Every entry here needs to be repeated exactly.

━━ DATA SHOWN ━━

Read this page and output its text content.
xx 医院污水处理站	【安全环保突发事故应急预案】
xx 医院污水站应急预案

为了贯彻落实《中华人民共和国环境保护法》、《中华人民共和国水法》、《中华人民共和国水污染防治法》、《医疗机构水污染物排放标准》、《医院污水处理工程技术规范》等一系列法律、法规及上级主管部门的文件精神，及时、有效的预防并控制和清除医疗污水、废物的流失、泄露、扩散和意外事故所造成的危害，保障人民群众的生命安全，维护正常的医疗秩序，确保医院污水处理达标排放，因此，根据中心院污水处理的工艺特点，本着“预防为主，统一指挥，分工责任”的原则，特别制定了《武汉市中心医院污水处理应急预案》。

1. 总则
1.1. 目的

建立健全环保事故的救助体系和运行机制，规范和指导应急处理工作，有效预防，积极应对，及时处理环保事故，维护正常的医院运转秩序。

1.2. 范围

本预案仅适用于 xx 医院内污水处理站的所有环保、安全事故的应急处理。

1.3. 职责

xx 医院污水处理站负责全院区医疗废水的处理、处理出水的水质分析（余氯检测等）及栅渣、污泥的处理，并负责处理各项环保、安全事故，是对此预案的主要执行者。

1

━━━

● **WRITTEN SOLUTION**:
Read this page and output its text content.
xx 医院污水处理站	【安全环保突发事故应急预案】
xx 医院污水站应急预案

为了贯彻落实《中华人民共和国环境保护法》、《中华人民共和国水法》、《中华人民共和国水污染防治法》、《医疗机构水污染物排放标准》、《医院污水处理工程技术规范》等一系列法律、法规及上级主管部门的文件精神，及时、有效的预防并控制和清除医疗污水、废物的流失、泄露、扩散和意外事故所造成的危害，保障人民群众的生命安全，维护正常的医疗秩序，确保医院污水处理达标排放，因此，根据中心院污水处理的工艺特点，本着“预防为主，统一指挥，分工责任”的原则，特别制定了《武汉市中心医院污水处理应急预案》。

1. 总则
1.1. 目的

建立健全环保事故的救助体系和运行机制，规范和指导应急处理工作，有效预防，积极应对，及时处理环保事故，维护正常的医院运转秩序。

1.2. 范围

本预案仅适用于 xx 医院内污水处理站的所有环保、安全事故的应急处理。

1.3. 职责

xx 医院污水处理站负责全院区医疗废水的处理、处理出水的水质分析（余氯检测等）及栅渣、污泥的处理，并负责处理各项环保、安全事故，是对此预案的主要执行者。

1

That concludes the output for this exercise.